◆ DATA SHOWN ◆

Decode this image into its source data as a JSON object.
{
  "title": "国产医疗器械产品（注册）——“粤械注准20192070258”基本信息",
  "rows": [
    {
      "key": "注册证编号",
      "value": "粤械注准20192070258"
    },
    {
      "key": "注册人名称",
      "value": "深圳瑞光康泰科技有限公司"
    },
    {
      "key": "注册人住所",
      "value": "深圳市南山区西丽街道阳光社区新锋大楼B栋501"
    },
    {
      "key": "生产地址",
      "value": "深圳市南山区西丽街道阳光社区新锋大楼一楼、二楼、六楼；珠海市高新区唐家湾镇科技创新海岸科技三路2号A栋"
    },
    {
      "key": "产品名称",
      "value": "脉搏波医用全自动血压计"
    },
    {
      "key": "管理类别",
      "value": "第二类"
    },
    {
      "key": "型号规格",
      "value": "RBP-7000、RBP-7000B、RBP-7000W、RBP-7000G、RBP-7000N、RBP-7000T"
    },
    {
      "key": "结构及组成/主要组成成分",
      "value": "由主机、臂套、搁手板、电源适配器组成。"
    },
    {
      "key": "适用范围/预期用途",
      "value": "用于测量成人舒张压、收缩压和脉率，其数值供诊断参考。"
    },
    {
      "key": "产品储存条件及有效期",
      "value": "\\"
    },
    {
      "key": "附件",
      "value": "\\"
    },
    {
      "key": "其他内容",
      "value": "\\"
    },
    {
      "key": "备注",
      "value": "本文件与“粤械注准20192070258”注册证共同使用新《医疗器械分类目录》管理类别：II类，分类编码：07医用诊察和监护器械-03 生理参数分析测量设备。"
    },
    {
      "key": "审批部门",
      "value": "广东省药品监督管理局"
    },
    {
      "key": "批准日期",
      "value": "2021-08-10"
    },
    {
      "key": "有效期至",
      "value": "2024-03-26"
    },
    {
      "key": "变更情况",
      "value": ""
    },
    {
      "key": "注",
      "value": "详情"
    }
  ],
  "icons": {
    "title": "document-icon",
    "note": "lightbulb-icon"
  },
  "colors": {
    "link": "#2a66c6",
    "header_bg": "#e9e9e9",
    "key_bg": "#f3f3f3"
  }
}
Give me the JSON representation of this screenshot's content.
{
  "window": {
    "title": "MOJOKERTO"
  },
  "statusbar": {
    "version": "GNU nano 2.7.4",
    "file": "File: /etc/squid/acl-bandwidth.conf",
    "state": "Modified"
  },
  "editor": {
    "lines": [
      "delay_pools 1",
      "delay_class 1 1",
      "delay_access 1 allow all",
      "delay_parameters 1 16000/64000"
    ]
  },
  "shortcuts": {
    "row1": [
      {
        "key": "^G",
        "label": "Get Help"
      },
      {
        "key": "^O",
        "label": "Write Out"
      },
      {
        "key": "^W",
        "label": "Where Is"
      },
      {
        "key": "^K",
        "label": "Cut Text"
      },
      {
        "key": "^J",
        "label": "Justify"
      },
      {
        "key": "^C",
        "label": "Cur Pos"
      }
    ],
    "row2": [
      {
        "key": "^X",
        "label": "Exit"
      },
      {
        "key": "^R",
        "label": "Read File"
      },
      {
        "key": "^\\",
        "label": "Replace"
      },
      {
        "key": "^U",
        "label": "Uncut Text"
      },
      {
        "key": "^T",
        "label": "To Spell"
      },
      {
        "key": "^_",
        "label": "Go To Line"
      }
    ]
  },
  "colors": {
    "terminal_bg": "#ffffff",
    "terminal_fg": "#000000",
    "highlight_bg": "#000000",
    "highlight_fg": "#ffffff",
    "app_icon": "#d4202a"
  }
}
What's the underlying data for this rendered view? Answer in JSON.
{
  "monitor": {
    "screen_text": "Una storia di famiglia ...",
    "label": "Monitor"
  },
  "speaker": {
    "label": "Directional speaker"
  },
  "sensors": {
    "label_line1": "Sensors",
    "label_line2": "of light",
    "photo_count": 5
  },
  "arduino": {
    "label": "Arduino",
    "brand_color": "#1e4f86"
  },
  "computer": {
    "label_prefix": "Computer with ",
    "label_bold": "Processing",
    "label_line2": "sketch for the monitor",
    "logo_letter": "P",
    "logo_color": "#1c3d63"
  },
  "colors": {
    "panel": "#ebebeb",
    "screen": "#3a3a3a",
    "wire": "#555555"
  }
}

◆ WHAT TO WORK ON ◆
Copy every line verbatim.

◆ OUTPUT OF THE EXERCISE ◆
Decode this image into its source data as a JSON object.
{
  "title": "国产医疗器械产品（注册）——“粤械注准20192070258”基本信息",
  "rows": [
    {
      "key": "注册证编号",
      "value": "粤械注准20192070258"
    },
    {
      "key": "注册人名称",
      "value": "深圳瑞光康泰科技有限公司"
    },
    {
      "key": "注册人住所",
      "value": "深圳市南山区西丽街道阳光社区新锋大楼B栋501"
    },
    {
      "key": "生产地址",
      "value": "深圳市南山区西丽街道阳光社区新锋大楼一楼、二楼、六楼；珠海市高新区唐家湾镇科技创新海岸科技三路2号A栋"
    },
    {
      "key": "产品名称",
      "value": "脉搏波医用全自动血压计"
    },
    {
      "key": "管理类别",
      "value": "第二类"
    },
    {
      "key": "型号规格",
      "value": "RBP-7000、RBP-7000B、RBP-7000W、RBP-7000G、RBP-7000N、RBP-7000T"
    },
    {
      "key": "结构及组成/主要组成成分",
      "value": "由主机、臂套、搁手板、电源适配器组成。"
    },
    {
      "key": "适用范围/预期用途",
      "value": "用于测量成人舒张压、收缩压和脉率，其数值供诊断参考。"
    },
    {
      "key": "产品储存条件及有效期",
      "value": "\\"
    },
    {
      "key": "附件",
      "value": "\\"
    },
    {
      "key": "其他内容",
      "value": "\\"
    },
    {
      "key": "备注",
      "value": "本文件与“粤械注准20192070258”注册证共同使用新《医疗器械分类目录》管理类别：II类，分类编码：07医用诊察和监护器械-03 生理参数分析测量设备。"
    },
    {
      "key": "审批部门",
      "value": "广东省药品监督管理局"
    },
    {
      "key": "批准日期",
      "value": "2021-08-10"
    },
    {
      "key": "有效期至",
      "value": "2024-03-26"
    },
    {
      "key": "变更情况",
      "value": ""
    },
    {
      "key": "注",
      "value": "详情"
    }
  ],
  "icons": {
    "title": "document-icon",
    "note": "lightbulb-icon"
  },
  "colors": {
    "link": "#2a66c6",
    "header_bg": "#e9e9e9",
    "key_bg": "#f3f3f3"
  }
}
Give me the JSON representation of this screenshot's content.
{
  "window": {
    "title": "MOJOKERTO"
  },
  "statusbar": {
    "version": "GNU nano 2.7.4",
    "file": "File: /etc/squid/acl-bandwidth.conf",
    "state": "Modified"
  },
  "editor": {
    "lines": [
      "delay_pools 1",
      "delay_class 1 1",
      "delay_access 1 allow all",
      "delay_parameters 1 16000/64000"
    ]
  },
  "shortcuts": {
    "row1": [
      {
        "key": "^G",
        "label": "Get Help"
      },
      {
        "key": "^O",
        "label": "Write Out"
      },
      {
        "key": "^W",
        "label": "Where Is"
      },
      {
        "key": "^K",
        "label": "Cut Text"
      },
      {
        "key": "^J",
        "label": "Justify"
      },
      {
        "key": "^C",
        "label": "Cur Pos"
      }
    ],
    "row2": [
      {
        "key": "^X",
        "label": "Exit"
      },
      {
        "key": "^R",
        "label": "Read File"
      },
      {
        "key": "^\\",
        "label": "Replace"
      },
      {
        "key": "^U",
        "label": "Uncut Text"
      },
      {
        "key": "^T",
        "label": "To Spell"
      },
      {
        "key": "^_",
        "label": "Go To Line"
      }
    ]
  },
  "colors": {
    "terminal_bg": "#ffffff",
    "terminal_fg": "#000000",
    "highlight_bg": "#000000",
    "highlight_fg": "#ffffff",
    "app_icon": "#d4202a"
  }
}
What's the underlying data for this rendered view? Answer in JSON.
{
  "monitor": {
    "screen_text": "Una storia di famiglia ...",
    "label": "Monitor"
  },
  "speaker": {
    "label": "Directional speaker"
  },
  "sensors": {
    "label_line1": "Sensors",
    "label_line2": "of light",
    "photo_count": 5
  },
  "arduino": {
    "label": "Arduino",
    "brand_color": "#1e4f86"
  },
  "computer": {
    "label_prefix": "Computer with ",
    "label_bold": "Processing",
    "label_line2": "sketch for the monitor",
    "logo_letter": "P",
    "logo_color": "#1c3d63"
  },
  "colors": {
    "panel": "#ebebeb",
    "screen": "#3a3a3a",
    "wire": "#555555"
  }
}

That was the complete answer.